▶ Data shown:
+++

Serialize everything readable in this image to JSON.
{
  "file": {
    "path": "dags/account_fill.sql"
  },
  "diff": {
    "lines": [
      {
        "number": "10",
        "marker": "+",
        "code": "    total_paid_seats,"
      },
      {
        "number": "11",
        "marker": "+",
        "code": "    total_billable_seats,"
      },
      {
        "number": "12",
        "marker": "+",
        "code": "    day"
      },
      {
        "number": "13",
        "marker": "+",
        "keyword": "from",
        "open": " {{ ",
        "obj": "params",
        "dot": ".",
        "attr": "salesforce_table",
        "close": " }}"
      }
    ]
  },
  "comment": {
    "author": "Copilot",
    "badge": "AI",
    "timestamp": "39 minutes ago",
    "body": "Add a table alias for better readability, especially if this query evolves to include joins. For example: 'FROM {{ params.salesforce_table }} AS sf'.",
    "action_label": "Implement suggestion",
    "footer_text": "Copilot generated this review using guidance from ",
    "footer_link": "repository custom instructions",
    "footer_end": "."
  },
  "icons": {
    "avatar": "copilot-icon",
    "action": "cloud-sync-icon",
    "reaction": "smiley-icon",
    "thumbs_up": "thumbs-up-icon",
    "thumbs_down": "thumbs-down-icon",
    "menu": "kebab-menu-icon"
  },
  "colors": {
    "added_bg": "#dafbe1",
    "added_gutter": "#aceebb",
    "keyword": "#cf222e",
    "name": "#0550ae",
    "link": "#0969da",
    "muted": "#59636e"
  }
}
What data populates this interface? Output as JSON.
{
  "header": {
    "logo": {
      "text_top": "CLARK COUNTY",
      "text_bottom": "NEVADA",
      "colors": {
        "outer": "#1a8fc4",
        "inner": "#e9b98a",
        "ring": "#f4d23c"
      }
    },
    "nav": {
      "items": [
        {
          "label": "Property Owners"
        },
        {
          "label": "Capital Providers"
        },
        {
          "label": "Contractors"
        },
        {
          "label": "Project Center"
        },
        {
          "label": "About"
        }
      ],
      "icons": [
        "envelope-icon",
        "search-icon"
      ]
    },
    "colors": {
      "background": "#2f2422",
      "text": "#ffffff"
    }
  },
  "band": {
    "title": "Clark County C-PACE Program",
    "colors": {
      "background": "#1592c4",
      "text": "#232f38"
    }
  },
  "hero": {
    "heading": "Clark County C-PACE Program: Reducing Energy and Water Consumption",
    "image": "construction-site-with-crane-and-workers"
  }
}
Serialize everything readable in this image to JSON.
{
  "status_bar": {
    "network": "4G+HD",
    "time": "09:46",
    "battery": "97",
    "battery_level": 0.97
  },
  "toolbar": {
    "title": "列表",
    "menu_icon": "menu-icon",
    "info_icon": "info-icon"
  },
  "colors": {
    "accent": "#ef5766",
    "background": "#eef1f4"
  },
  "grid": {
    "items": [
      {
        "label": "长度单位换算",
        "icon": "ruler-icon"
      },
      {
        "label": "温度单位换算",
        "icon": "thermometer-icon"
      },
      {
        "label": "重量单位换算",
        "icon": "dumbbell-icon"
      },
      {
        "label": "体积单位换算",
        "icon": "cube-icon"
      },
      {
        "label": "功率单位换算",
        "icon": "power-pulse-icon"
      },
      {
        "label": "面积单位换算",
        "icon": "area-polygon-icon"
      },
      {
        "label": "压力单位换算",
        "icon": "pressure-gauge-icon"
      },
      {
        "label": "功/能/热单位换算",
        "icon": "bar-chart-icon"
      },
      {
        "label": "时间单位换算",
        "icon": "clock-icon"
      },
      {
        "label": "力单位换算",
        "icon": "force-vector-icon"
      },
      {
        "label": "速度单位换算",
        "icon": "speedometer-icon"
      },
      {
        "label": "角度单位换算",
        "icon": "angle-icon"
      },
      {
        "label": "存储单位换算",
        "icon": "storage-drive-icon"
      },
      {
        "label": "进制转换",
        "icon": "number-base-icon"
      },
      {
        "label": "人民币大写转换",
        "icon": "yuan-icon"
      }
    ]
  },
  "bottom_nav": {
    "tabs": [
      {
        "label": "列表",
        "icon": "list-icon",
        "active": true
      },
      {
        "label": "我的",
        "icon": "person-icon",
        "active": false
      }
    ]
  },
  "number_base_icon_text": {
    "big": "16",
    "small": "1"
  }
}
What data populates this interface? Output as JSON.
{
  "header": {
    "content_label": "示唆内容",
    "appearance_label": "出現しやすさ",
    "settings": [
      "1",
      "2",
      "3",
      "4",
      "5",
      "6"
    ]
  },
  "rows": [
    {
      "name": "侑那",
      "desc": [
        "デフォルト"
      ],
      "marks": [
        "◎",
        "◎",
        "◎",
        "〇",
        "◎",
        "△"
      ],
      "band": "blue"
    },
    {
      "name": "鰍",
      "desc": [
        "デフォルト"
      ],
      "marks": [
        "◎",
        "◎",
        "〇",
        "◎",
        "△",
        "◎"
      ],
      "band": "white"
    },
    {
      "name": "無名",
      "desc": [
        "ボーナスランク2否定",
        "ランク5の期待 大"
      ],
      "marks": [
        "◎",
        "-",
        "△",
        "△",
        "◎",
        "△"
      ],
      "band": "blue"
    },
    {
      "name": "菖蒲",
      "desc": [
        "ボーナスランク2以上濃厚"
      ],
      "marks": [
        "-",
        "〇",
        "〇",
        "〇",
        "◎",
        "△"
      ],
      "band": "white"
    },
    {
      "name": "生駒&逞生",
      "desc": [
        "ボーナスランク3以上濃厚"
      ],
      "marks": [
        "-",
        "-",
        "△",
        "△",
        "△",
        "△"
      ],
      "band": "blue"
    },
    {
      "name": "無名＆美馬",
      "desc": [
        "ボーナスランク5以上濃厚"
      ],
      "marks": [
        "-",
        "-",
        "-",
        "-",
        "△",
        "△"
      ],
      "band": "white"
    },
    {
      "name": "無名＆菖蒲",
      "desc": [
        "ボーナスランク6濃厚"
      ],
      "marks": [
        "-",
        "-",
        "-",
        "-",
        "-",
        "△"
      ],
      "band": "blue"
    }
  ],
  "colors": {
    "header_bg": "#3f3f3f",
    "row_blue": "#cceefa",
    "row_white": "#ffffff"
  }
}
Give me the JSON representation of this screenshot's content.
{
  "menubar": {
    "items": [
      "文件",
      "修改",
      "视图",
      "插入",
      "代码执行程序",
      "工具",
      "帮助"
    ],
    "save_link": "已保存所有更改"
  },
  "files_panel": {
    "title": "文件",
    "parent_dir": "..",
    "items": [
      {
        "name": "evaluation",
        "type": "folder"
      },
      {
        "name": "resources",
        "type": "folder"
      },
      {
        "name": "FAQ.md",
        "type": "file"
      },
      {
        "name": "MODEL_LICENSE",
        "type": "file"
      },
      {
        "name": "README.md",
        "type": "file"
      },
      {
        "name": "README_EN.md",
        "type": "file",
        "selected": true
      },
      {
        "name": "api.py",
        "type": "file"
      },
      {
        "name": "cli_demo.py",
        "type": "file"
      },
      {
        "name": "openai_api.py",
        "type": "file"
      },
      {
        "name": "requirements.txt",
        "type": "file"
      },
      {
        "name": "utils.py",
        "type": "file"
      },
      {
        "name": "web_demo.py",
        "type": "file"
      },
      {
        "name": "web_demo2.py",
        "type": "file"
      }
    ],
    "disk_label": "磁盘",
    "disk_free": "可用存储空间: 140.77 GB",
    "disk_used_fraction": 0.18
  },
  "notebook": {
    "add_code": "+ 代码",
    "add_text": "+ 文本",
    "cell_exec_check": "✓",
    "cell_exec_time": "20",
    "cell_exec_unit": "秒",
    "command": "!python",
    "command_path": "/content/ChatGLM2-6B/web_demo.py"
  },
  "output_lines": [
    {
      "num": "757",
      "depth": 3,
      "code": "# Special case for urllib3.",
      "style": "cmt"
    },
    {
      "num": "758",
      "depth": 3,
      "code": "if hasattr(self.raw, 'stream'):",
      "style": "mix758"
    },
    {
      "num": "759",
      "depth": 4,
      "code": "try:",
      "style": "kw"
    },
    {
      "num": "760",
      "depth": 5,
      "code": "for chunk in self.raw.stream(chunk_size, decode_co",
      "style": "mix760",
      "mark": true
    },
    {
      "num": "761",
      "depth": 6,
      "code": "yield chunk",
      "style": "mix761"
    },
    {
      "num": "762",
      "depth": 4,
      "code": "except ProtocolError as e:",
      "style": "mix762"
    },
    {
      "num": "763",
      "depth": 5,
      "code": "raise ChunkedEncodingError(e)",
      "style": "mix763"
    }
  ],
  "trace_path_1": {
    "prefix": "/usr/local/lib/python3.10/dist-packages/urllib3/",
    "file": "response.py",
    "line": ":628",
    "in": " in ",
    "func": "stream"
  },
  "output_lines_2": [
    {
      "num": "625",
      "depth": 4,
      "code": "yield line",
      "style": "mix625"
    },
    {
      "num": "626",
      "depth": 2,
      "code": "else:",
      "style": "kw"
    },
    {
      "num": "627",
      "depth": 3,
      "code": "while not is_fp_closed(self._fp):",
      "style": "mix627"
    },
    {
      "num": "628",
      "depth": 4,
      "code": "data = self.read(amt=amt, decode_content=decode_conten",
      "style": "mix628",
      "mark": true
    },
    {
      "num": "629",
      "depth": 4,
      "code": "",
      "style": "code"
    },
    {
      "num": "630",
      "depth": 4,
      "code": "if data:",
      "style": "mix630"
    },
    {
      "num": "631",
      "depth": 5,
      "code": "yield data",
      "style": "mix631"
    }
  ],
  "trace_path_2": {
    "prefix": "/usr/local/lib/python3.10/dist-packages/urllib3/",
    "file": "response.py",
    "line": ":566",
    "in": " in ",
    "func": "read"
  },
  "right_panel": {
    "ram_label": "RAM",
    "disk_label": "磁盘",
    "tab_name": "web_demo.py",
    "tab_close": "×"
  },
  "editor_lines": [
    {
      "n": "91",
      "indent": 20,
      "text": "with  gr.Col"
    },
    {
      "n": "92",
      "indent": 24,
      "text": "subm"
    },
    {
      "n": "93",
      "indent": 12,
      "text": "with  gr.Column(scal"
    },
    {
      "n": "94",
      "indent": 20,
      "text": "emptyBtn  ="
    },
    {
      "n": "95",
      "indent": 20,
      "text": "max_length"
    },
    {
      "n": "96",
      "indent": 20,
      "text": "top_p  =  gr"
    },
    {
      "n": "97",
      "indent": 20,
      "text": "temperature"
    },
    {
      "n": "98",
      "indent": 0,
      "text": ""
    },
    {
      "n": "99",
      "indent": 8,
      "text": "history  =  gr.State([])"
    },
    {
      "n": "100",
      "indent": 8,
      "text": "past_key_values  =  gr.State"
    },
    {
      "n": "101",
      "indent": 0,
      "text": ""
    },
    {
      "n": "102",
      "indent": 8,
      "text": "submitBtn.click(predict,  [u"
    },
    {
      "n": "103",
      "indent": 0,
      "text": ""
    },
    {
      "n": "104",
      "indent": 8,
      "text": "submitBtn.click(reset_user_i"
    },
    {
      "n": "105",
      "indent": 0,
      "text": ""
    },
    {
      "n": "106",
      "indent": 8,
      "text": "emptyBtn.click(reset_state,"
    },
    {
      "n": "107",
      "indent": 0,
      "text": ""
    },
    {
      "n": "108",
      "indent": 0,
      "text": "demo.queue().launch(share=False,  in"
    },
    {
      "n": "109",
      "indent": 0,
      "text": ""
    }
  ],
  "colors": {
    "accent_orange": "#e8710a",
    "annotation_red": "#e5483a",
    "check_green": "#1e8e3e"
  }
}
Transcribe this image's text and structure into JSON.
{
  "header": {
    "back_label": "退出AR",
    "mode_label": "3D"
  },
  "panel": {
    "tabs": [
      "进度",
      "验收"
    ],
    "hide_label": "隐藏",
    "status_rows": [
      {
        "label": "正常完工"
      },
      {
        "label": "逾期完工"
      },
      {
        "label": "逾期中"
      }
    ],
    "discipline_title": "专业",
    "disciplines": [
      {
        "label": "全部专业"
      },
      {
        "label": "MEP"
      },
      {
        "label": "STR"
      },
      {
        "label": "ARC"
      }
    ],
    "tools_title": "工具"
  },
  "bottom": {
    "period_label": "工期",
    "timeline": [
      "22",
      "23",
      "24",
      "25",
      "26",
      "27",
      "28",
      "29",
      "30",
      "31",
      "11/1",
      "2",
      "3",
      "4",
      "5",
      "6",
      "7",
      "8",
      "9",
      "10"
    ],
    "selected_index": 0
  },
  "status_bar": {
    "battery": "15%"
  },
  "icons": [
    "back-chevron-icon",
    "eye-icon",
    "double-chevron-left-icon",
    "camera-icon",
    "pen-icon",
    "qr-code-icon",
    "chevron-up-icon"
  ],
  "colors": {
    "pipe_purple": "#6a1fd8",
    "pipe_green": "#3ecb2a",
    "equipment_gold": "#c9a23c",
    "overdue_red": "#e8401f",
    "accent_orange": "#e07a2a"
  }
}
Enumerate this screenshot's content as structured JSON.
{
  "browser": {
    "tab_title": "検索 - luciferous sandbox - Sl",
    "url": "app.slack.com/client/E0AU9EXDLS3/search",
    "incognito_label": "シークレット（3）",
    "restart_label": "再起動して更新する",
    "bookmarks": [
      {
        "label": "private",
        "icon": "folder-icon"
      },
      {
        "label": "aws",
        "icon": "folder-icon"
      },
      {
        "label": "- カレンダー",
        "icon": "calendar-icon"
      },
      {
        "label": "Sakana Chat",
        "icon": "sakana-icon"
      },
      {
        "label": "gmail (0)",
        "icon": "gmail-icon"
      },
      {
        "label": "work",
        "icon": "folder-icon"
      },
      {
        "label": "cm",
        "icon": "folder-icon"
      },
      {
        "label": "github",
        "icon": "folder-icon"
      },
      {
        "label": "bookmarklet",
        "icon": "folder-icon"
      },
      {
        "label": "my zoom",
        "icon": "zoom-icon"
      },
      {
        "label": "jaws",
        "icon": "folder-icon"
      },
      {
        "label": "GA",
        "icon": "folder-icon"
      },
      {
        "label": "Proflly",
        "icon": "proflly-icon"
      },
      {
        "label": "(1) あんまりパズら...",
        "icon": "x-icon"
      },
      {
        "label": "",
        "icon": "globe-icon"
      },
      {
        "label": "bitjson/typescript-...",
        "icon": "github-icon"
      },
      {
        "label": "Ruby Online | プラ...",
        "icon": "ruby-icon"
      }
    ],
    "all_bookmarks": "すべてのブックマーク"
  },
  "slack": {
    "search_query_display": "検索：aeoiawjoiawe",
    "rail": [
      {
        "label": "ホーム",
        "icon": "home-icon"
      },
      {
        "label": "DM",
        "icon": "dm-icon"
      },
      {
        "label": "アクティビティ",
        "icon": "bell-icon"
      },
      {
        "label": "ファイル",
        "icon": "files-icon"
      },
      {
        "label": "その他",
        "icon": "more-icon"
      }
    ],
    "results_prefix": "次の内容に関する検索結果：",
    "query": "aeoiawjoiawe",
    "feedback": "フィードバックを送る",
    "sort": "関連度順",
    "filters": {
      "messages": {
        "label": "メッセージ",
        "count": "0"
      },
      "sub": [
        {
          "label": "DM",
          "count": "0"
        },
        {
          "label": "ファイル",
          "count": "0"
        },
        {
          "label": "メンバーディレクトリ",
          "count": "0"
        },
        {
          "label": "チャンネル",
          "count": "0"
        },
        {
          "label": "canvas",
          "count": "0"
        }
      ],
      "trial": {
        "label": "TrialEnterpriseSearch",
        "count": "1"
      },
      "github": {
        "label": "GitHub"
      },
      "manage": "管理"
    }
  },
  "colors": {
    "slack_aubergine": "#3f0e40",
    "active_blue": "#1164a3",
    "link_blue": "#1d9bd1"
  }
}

+++

Gather every line containing the word "image" and copy it.

▶ Response to this task:
Serialize everything readable in this image to JSON.
    "image": "construction-site-with-crane-and-workers"
Serialize everything readable in this image to JSON.
Transcribe this image's text and structure into JSON.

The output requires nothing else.